• **WHAT YOU NEED TO DO**: Reproduce the listing exactly, with no pictures in your copy.
++++ MATERIAL FOR THIS TASK
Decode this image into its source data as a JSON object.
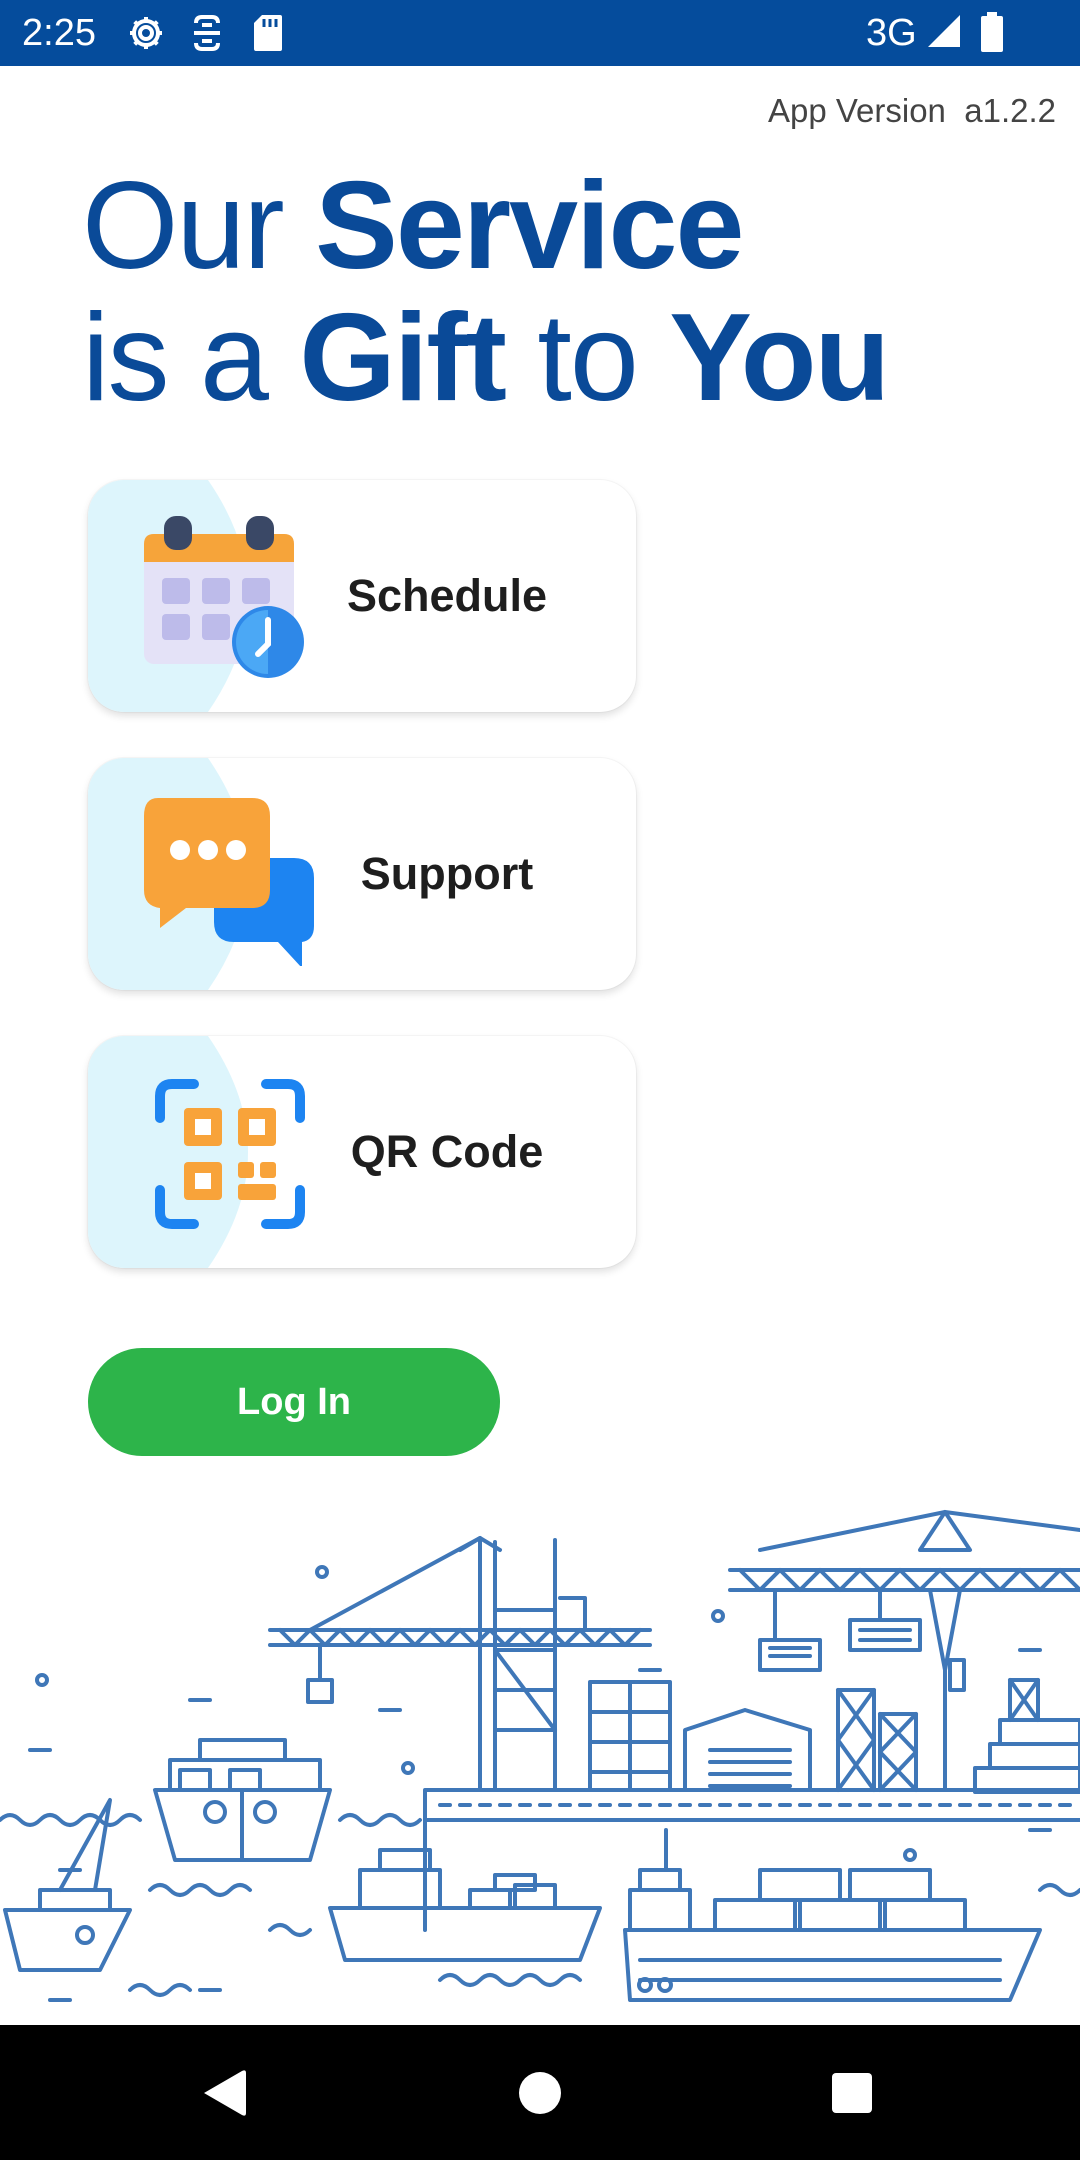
{
  "status_bar": {
    "time": "2:25",
    "network": "3G",
    "icons": [
      "gear-icon",
      "sim-icon",
      "sd-card-icon",
      "signal-icon",
      "battery-icon"
    ]
  },
  "app_version": {
    "text": "App Version  a1.2.2"
  },
  "headline": {
    "line1_light": "Our ",
    "line1_bold": "Service",
    "line2_light1": "is a ",
    "line2_bold1": "Gift",
    "line2_light2": " to ",
    "line2_bold2": "You"
  },
  "cards": [
    {
      "label": "Schedule",
      "icon": "calendar-clock-icon"
    },
    {
      "label": "Support",
      "icon": "chat-bubbles-icon"
    },
    {
      "label": "QR Code",
      "icon": "qr-code-icon"
    }
  ],
  "login": {
    "label": "Log In"
  },
  "nav": {
    "icons": [
      "back-icon",
      "home-icon",
      "recents-icon"
    ]
  },
  "colors": {
    "status_bar": "#054c9c",
    "headline": "#0a4a98",
    "login": "#2db44a",
    "card_accent": "#ddf5fc",
    "illustration": "#3f77b8"
  }
}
++++++++
• **OUTPUT FOR THIS TASK**:
Decode this image into its source data as a JSON object.
{
  "status_bar": {
    "time": "2:25",
    "network": "3G",
    "icons": [
      "gear-icon",
      "sim-icon",
      "sd-card-icon",
      "signal-icon",
      "battery-icon"
    ]
  },
  "app_version": {
    "text": "App Version  a1.2.2"
  },
  "headline": {
    "line1_light": "Our ",
    "line1_bold": "Service",
    "line2_light1": "is a ",
    "line2_bold1": "Gift",
    "line2_light2": " to ",
    "line2_bold2": "You"
  },
  "cards": [
    {
      "label": "Schedule",
      "icon": "calendar-clock-icon"
    },
    {
      "label": "Support",
      "icon": "chat-bubbles-icon"
    },
    {
      "label": "QR Code",
      "icon": "qr-code-icon"
    }
  ],
  "login": {
    "label": "Log In"
  },
  "nav": {
    "icons": [
      "back-icon",
      "home-icon",
      "recents-icon"
    ]
  },
  "colors": {
    "status_bar": "#054c9c",
    "headline": "#0a4a98",
    "login": "#2db44a",
    "card_accent": "#ddf5fc",
    "illustration": "#3f77b8"
  }
}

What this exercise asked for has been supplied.